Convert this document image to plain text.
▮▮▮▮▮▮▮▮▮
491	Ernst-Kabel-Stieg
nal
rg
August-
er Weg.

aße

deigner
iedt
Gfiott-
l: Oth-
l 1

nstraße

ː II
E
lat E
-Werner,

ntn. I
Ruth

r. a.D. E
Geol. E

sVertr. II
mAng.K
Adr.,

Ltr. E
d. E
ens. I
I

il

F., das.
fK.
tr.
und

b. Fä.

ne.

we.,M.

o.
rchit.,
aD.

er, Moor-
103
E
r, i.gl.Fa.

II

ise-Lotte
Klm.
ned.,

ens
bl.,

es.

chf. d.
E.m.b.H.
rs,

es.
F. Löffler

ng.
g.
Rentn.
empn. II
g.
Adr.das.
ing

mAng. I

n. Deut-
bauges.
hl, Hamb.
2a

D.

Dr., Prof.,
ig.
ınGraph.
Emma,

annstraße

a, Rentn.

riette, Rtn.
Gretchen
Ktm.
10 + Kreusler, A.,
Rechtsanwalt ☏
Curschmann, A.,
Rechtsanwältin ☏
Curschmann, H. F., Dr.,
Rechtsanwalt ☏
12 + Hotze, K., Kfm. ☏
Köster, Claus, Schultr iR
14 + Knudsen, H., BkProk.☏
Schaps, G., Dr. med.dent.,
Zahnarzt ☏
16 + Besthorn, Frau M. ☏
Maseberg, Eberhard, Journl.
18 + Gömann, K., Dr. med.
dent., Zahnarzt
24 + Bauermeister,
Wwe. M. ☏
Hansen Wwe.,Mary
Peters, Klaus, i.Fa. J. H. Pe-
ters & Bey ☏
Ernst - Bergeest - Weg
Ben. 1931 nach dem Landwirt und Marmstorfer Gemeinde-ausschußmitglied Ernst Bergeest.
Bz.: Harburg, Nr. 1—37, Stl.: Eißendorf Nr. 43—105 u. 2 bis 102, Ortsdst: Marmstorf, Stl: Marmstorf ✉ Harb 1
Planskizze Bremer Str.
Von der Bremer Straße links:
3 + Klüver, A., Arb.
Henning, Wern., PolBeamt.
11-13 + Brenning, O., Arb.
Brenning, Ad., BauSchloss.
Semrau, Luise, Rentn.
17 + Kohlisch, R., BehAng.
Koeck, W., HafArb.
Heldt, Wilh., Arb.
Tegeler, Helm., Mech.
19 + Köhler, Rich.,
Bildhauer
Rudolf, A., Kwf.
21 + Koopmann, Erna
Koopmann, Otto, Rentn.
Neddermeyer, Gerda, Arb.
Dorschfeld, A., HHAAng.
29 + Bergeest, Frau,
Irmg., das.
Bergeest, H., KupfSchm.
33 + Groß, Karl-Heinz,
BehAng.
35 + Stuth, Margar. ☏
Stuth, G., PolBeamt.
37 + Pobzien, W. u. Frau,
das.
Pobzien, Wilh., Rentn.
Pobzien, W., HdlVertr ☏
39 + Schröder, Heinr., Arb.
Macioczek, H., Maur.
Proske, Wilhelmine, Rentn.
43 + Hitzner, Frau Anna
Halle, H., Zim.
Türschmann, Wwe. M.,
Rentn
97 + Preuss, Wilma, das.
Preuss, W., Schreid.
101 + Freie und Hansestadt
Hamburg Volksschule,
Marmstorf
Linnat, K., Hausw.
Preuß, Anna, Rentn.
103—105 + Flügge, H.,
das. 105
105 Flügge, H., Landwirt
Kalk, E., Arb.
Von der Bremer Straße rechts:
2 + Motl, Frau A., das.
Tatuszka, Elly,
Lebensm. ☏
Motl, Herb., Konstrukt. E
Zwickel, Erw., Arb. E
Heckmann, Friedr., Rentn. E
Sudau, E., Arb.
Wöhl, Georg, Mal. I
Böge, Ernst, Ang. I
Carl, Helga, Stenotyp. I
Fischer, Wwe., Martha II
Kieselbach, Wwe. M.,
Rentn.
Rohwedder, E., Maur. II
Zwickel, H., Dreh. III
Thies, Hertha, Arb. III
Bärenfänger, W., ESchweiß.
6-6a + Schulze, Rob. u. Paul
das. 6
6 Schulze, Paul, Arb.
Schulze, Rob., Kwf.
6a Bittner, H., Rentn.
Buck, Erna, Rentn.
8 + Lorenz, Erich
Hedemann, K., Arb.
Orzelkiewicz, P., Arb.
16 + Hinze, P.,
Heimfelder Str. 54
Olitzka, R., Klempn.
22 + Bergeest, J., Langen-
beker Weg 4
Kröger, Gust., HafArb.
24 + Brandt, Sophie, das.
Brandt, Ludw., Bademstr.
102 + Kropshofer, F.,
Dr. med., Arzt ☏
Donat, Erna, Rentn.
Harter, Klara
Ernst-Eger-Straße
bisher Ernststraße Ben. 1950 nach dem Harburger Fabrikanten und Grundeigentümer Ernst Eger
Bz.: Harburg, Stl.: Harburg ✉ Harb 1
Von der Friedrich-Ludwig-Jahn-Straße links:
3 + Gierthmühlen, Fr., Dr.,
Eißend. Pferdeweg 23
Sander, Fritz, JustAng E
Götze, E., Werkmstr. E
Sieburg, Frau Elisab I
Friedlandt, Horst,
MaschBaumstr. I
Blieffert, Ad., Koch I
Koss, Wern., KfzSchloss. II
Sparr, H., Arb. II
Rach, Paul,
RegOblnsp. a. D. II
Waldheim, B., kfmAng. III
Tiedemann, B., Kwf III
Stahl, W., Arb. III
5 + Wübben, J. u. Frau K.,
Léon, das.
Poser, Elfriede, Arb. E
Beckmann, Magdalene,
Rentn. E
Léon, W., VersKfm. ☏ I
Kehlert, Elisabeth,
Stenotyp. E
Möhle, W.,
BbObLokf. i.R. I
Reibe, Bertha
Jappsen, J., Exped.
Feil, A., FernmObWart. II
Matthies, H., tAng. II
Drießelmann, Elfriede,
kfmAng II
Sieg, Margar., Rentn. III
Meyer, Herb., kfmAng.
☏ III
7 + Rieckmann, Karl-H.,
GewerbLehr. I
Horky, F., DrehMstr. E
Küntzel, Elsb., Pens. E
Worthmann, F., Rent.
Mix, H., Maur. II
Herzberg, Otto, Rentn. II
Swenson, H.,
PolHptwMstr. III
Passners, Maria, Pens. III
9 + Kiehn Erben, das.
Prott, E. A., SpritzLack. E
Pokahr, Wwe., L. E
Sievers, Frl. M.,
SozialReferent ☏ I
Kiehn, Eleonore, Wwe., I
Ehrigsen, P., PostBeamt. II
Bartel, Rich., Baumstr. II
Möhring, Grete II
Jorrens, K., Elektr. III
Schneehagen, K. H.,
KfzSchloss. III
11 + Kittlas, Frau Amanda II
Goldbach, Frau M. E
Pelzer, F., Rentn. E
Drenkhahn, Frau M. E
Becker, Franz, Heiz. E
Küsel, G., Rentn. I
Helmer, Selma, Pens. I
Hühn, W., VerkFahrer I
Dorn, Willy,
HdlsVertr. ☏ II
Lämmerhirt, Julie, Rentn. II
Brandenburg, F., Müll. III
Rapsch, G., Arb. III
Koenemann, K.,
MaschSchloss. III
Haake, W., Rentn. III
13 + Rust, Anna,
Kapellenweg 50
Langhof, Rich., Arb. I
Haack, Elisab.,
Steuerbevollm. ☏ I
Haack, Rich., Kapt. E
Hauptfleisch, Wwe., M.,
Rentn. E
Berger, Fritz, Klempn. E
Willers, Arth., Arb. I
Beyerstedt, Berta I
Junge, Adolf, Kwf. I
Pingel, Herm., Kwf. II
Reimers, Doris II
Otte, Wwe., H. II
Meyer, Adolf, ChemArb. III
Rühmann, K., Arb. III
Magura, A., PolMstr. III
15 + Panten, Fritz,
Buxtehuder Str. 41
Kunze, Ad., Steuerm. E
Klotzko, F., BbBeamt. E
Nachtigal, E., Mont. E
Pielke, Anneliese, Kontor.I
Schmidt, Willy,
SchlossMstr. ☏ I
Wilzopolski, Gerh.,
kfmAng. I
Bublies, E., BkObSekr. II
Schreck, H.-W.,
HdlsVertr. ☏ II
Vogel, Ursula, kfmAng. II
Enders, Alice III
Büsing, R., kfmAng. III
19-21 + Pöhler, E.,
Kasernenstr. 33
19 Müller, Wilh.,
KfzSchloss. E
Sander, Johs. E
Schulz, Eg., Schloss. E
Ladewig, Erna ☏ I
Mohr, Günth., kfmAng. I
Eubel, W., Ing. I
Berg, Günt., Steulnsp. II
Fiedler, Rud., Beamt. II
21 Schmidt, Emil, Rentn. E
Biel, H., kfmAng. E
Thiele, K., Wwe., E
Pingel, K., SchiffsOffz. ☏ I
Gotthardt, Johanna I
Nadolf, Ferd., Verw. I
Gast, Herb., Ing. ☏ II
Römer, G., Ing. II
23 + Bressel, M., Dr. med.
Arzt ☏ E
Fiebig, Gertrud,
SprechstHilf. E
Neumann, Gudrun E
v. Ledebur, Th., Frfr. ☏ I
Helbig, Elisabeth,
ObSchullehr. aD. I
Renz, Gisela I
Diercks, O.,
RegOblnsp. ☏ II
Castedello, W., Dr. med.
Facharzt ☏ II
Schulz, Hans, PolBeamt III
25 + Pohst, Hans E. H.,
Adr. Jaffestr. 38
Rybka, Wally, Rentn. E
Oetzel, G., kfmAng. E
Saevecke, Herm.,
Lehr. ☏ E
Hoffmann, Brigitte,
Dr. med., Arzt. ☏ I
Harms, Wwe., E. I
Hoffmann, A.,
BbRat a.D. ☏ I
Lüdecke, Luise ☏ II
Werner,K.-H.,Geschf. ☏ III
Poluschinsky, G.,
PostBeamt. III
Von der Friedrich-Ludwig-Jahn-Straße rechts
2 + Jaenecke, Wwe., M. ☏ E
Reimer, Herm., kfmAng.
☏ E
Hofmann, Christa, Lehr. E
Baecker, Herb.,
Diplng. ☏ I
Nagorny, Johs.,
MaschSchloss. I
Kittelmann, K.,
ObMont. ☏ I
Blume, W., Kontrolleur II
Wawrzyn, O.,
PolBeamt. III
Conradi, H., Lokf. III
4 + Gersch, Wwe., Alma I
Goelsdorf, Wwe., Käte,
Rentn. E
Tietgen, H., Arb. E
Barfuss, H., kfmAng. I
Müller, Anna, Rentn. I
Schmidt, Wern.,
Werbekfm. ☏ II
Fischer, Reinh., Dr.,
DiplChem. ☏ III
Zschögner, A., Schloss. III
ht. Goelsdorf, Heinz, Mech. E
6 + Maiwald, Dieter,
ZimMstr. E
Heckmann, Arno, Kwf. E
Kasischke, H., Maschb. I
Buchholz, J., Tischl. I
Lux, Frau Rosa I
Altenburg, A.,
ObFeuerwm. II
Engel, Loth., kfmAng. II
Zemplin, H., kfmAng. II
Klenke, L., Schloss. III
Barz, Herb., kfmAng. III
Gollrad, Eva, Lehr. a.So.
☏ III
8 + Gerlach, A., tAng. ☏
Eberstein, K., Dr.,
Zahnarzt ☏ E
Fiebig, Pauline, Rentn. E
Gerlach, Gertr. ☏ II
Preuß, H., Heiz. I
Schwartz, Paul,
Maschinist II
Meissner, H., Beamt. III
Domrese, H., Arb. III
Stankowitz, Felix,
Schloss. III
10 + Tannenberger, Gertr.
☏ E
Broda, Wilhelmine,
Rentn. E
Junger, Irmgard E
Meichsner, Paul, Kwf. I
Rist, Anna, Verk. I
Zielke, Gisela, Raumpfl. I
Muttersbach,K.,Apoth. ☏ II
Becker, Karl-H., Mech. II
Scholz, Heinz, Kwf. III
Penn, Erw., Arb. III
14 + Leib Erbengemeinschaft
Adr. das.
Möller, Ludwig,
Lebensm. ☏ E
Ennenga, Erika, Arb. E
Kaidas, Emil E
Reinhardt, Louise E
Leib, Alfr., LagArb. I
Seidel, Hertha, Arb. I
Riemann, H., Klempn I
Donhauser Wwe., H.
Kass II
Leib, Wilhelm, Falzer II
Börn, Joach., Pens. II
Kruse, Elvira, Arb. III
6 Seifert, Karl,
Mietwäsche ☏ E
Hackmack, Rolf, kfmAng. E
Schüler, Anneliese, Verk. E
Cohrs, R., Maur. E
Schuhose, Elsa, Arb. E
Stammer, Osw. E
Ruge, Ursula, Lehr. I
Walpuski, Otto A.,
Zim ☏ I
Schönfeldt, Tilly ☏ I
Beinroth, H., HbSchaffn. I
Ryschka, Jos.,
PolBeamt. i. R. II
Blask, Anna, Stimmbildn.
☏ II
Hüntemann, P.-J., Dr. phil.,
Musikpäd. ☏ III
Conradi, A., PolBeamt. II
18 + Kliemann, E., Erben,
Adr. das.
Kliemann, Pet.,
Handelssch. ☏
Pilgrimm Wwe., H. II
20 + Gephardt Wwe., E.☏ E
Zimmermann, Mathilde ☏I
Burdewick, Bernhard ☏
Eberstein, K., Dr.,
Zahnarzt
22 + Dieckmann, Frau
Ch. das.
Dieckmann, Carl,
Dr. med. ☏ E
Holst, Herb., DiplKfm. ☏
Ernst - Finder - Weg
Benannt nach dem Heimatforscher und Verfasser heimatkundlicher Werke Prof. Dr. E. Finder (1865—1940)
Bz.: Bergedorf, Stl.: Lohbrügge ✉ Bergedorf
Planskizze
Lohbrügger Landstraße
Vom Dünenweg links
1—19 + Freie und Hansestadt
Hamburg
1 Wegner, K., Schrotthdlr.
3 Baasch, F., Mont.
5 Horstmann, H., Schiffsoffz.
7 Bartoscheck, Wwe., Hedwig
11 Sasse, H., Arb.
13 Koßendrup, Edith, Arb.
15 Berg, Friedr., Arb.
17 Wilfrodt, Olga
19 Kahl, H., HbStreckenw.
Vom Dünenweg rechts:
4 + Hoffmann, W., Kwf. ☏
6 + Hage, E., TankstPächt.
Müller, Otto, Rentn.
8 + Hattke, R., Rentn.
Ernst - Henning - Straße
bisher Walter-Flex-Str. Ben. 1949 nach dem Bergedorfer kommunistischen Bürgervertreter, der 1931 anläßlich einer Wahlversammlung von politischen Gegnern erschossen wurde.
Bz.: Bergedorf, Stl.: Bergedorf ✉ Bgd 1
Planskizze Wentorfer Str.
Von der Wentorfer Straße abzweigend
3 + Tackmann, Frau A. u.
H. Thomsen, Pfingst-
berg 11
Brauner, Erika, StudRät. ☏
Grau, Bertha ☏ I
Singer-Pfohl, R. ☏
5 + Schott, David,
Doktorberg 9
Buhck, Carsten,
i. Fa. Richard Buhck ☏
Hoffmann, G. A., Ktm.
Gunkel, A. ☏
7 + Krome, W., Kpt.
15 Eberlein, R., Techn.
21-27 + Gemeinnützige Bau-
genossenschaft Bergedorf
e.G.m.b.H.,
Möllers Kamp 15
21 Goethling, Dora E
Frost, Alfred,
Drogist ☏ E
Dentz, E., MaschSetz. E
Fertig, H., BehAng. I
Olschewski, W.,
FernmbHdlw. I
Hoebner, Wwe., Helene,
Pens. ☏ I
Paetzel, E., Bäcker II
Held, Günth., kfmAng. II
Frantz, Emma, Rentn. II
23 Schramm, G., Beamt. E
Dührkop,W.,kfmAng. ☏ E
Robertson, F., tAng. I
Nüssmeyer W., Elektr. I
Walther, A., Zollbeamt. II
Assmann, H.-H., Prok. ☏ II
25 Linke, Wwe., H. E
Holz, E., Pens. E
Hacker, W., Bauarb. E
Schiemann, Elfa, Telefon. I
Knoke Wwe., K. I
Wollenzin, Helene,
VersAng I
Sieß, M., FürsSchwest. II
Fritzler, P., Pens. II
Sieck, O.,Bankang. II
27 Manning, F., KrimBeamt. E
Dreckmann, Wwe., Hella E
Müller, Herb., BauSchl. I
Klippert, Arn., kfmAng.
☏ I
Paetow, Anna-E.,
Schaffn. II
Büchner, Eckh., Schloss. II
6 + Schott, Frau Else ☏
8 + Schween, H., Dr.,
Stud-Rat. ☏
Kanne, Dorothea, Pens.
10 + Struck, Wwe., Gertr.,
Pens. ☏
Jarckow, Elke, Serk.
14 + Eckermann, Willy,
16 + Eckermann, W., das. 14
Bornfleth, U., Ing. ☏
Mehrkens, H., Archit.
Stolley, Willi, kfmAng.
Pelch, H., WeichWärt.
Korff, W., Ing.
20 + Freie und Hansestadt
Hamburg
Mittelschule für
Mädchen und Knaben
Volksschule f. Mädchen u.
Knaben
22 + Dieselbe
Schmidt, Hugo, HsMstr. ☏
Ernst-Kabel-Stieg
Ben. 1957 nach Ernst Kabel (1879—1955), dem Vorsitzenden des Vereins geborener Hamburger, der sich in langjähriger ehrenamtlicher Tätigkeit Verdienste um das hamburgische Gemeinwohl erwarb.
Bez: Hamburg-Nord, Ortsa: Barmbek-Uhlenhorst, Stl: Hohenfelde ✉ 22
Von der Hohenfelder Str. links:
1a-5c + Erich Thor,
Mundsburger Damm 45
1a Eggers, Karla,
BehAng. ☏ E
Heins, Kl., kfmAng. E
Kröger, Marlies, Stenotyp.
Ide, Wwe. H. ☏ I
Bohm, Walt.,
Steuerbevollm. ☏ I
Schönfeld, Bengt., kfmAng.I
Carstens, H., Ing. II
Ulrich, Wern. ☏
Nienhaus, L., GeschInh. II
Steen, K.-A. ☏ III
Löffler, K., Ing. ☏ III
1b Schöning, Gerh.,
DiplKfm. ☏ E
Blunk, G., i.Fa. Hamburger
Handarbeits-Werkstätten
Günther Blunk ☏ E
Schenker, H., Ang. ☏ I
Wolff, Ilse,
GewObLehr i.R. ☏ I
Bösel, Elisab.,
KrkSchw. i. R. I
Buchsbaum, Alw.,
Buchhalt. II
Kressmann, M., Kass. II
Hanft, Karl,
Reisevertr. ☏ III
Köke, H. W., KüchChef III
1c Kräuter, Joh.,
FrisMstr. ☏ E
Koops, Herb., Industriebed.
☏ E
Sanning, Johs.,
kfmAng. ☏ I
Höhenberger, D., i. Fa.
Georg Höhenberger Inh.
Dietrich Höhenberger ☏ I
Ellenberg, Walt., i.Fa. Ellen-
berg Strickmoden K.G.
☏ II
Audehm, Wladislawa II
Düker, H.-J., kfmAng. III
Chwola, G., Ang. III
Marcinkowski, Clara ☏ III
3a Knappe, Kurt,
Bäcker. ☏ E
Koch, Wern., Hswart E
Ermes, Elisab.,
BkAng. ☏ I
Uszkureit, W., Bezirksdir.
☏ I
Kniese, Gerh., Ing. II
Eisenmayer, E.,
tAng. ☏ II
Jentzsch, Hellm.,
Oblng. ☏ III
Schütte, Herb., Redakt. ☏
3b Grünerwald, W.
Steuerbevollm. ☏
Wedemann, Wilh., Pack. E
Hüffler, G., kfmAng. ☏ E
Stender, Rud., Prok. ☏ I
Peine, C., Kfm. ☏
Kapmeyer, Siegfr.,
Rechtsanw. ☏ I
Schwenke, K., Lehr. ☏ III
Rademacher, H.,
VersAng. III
———
EXERCISE DETAILS → Copy each line of the listing in which the word "Elisabeth" can be found.

FULL RESPONSE →
Kehlert, Elisabeth,
Helbig, Elisabeth,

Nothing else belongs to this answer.